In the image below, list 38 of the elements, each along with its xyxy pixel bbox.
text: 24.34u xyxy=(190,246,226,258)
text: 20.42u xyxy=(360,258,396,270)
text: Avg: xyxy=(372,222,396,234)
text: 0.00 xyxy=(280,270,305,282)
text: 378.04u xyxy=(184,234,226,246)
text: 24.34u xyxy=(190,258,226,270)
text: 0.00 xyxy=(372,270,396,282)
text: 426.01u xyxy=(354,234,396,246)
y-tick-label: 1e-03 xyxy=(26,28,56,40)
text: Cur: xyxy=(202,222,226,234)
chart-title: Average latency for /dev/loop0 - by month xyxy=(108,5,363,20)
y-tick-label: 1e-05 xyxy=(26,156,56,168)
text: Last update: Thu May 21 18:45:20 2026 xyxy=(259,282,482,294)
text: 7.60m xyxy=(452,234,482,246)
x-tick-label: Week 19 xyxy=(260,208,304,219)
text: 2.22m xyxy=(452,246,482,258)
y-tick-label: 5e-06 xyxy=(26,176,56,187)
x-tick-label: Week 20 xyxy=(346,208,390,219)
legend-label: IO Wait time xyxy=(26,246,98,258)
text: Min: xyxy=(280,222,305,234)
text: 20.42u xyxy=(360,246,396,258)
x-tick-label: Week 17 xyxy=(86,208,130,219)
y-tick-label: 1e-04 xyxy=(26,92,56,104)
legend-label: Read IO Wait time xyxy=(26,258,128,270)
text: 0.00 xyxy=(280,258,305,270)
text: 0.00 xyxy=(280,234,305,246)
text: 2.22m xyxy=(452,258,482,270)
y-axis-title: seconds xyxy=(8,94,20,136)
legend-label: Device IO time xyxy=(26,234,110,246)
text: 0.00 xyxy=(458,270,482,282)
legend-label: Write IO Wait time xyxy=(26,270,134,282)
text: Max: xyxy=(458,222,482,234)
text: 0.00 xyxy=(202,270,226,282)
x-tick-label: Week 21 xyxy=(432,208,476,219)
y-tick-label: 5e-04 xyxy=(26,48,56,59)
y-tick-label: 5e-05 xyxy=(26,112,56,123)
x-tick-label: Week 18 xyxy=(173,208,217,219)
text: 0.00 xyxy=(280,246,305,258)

════

* EXERCISE *
Reproduce all of the items above, character for character.

* OUTPUT OF THE TASK *
In the image below, list 38 of the elements, each along with its xyxy pixel bbox.
text: 24.34u xyxy=(190,246,226,258)
text: 20.42u xyxy=(360,258,396,270)
text: Avg: xyxy=(372,222,396,234)
text: 0.00 xyxy=(280,270,305,282)
text: 378.04u xyxy=(184,234,226,246)
text: 24.34u xyxy=(190,258,226,270)
text: 0.00 xyxy=(372,270,396,282)
text: 426.01u xyxy=(354,234,396,246)
y-tick-label: 1e-03 xyxy=(26,28,56,40)
text: Cur: xyxy=(202,222,226,234)
chart-title: Average latency for /dev/loop0 - by month xyxy=(108,5,363,20)
y-tick-label: 1e-05 xyxy=(26,156,56,168)
text: Last update: Thu May 21 18:45:20 2026 xyxy=(259,282,482,294)
text: 7.60m xyxy=(452,234,482,246)
x-tick-label: Week 19 xyxy=(260,208,304,219)
text: 2.22m xyxy=(452,246,482,258)
y-tick-label: 5e-06 xyxy=(26,176,56,187)
x-tick-label: Week 20 xyxy=(346,208,390,219)
legend-label: IO Wait time xyxy=(26,246,98,258)
text: Min: xyxy=(280,222,305,234)
text: 20.42u xyxy=(360,246,396,258)
x-tick-label: Week 17 xyxy=(86,208,130,219)
y-tick-label: 1e-04 xyxy=(26,92,56,104)
legend-label: Read IO Wait time xyxy=(26,258,128,270)
text: 0.00 xyxy=(280,258,305,270)
text: 0.00 xyxy=(280,234,305,246)
text: 2.22m xyxy=(452,258,482,270)
y-axis-title: seconds xyxy=(8,94,20,136)
legend-label: Device IO time xyxy=(26,234,110,246)
text: 0.00 xyxy=(458,270,482,282)
legend-label: Write IO Wait time xyxy=(26,270,134,282)
text: Max: xyxy=(458,222,482,234)
text: 0.00 xyxy=(202,270,226,282)
x-tick-label: Week 21 xyxy=(432,208,476,219)
y-tick-label: 5e-04 xyxy=(26,48,56,59)
y-tick-label: 5e-05 xyxy=(26,112,56,123)
x-tick-label: Week 18 xyxy=(173,208,217,219)
text: 0.00 xyxy=(280,246,305,258)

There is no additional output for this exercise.